Begin

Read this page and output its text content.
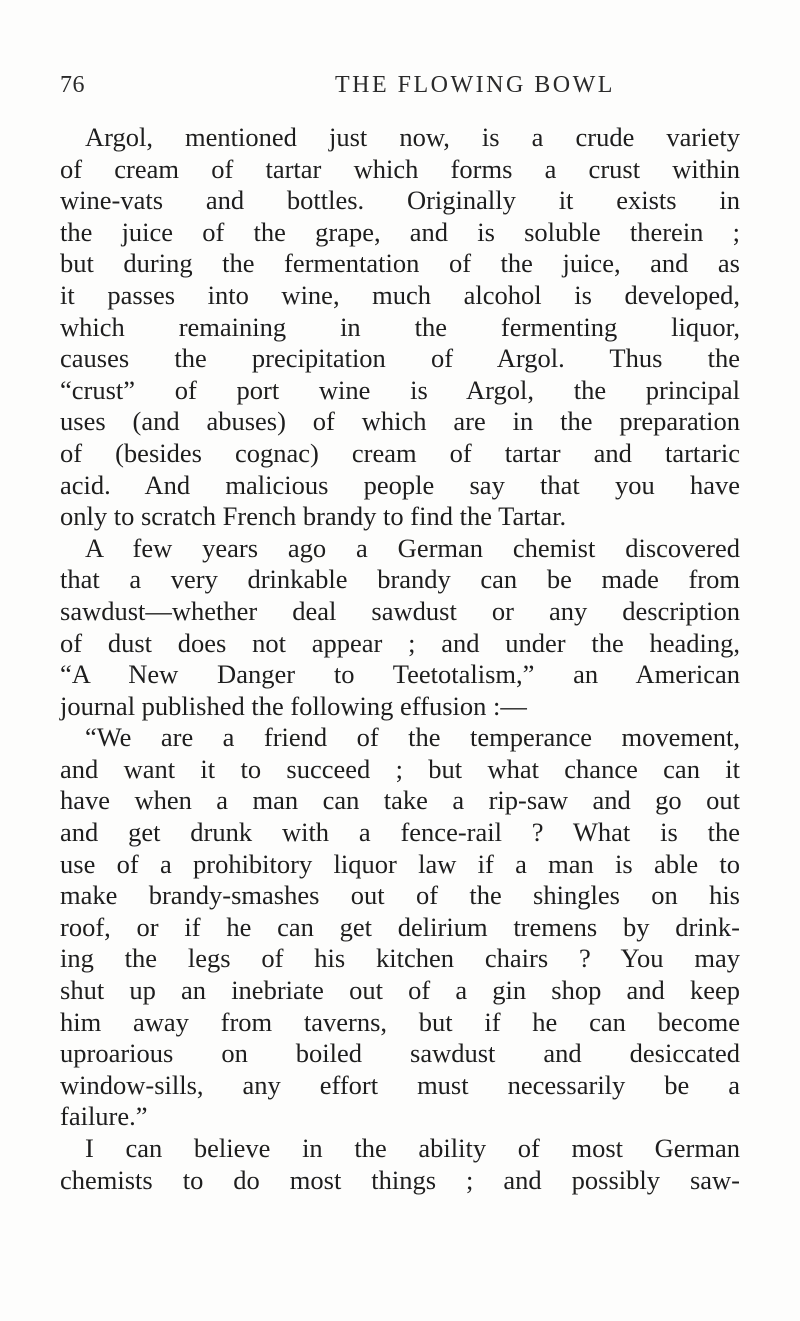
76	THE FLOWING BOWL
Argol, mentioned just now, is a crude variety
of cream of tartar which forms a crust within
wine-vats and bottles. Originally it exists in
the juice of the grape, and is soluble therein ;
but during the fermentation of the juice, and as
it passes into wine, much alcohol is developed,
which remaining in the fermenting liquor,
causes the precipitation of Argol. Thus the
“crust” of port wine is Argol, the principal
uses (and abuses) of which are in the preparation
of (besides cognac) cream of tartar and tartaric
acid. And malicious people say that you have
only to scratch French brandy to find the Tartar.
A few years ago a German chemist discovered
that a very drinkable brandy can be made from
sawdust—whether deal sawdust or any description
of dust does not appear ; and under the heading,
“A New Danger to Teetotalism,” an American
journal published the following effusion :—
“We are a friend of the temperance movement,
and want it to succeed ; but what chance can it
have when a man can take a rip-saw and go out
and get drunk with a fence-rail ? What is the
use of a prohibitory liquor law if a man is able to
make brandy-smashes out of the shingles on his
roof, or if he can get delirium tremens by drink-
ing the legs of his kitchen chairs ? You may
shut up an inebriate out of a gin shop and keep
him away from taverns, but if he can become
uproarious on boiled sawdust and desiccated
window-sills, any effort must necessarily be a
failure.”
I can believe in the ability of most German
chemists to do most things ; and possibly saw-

End
Begin

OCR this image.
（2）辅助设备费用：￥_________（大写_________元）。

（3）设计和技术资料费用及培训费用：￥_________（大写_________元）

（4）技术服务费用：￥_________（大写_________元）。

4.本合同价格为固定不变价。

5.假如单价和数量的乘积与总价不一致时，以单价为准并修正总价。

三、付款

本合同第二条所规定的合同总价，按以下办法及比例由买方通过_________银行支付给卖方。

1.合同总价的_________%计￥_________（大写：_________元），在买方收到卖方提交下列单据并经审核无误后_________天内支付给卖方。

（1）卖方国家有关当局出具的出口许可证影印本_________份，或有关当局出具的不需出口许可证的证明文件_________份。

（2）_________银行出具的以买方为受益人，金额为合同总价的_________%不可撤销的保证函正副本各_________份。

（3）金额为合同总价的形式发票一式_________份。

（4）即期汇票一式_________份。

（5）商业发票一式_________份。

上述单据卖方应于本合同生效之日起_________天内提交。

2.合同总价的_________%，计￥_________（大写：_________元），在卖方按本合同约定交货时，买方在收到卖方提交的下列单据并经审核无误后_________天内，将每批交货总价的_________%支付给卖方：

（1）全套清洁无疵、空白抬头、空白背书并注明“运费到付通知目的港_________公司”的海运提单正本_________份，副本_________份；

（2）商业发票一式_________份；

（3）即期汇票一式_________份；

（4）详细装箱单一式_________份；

End

Exercise:
From the data above, gather every line that includes the word "brandy".

Expected answer:
only to scratch French brandy to find the Tartar.
that a very drinkable brandy can be made from
make brandy-smashes out of the shingles on his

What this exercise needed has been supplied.